Texto extraído —
--*--

Apesar de descrever o encontro como "amistoso", Mandetta voltou a defender essa política em sua despedida e chegou a elogiar prefeitos e governadores pela adoção de medidas de restrição — os mesmos que são alvos do presidente pelo mesmo motivo.

Mais tarde, deixou transparecer que sai com sentimento de ingratidão, em uma cerimônia informal de despedida acompanhada pela Folha.

Teich terá de provar alinhamento ideológico

Escolhido como novo ministro, o oncologista Nelson Teich apressou-se em declarar ter "alinhamento completo" com Bolsonaro e, dessa forma, garantiu que "saúde e economia não competem, elas são complementares".

Teich tem pela frente a difícil missão de ocupar o lugar de uma das figuras mais populares do governo. Sob Mandetta, o Ministério da Saúde atingiu mais do que o dobro da aprovação do presidente — 76% contra 33% —, segundo o Datafolha. Para 51% dos entrevistados, o presidente mais atrapalhava do que ajudava no enfrentamento da crise.

Com discurso semelhante ao do antecessor, Teich disse em entrevista que não pretende julgar suas decisões. Também descartou "definições bruscas" no isolamento social e falou em um "grande programa de teste" de covid-19 no país.

Na fala e nas entrevistas que deu no início da noite, o novo ministro evitou a tomada de posições deterministas, alegando que aguardará ter mais informações para não tomar decisões passionais.

Anteriormente, contudo, Teich já deu declarações que são o oposto do que o seu novo superior defende: ele é contra o isolamento vertical e a favor do monitoramento da população por meio dos celulares, como informa a colunista do UOL, Thaís Oyama.

Nas redes sociais, também pesou contra o novo ministro a divulgação de um vídeo antigo, em que ele propõe a escolha, diante do baixo orçamento da Saúde, entre um idoso próximo da morte e um adolescente com a vida inteira pela frente.

--*--

Dados de entrada —
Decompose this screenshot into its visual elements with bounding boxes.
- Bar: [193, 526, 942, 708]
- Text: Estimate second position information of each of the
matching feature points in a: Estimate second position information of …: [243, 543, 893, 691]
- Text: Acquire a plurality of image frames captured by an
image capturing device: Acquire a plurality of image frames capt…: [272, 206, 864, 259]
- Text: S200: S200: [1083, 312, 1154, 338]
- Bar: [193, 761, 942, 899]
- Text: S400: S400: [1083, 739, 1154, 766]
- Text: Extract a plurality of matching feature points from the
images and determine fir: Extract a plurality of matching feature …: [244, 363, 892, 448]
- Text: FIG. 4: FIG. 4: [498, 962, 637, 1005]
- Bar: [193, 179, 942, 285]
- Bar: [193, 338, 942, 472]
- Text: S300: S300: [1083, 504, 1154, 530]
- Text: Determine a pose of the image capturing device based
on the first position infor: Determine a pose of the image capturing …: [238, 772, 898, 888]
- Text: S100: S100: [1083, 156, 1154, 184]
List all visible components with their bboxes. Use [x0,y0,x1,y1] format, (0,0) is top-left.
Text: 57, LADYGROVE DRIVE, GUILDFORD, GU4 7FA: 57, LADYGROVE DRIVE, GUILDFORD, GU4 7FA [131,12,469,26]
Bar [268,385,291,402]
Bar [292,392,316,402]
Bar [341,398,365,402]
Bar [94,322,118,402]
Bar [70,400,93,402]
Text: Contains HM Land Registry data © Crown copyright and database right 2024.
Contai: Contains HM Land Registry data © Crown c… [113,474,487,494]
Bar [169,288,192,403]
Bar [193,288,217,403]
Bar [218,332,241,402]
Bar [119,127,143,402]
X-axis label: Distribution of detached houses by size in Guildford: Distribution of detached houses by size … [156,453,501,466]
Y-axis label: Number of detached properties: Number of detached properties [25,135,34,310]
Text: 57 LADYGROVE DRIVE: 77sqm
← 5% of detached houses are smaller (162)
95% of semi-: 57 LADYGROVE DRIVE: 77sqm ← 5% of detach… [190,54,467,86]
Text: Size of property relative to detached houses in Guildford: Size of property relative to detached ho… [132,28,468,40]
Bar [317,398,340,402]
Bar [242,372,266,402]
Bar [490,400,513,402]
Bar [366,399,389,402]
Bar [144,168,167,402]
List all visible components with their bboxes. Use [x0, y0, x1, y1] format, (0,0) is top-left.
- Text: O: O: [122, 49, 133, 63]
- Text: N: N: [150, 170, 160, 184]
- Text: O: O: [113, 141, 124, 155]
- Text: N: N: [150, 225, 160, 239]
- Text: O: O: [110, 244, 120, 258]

--*--

Reproduza o trecho do texto extraído que começa em "Anteriormente, contudo, Teich" e termina em "inteira pela frente.", trocando "celulares" por "smartphones".

Anteriormente, contudo, Teich já deu declarações que são o oposto do que o seu novo superior defende: ele é contra o isolamento vertical e a favor do monitoramento da população por meio dos smartphones, como informa a colunista do UOL, Thaís Oyama.

Nas redes sociais, também pesou contra o novo ministro a divulgação de um vídeo antigo, em que ele propõe a escolha, diante do baixo orçamento da Saúde, entre um idoso próximo da morte e um adolescente com a vida inteira pela frente.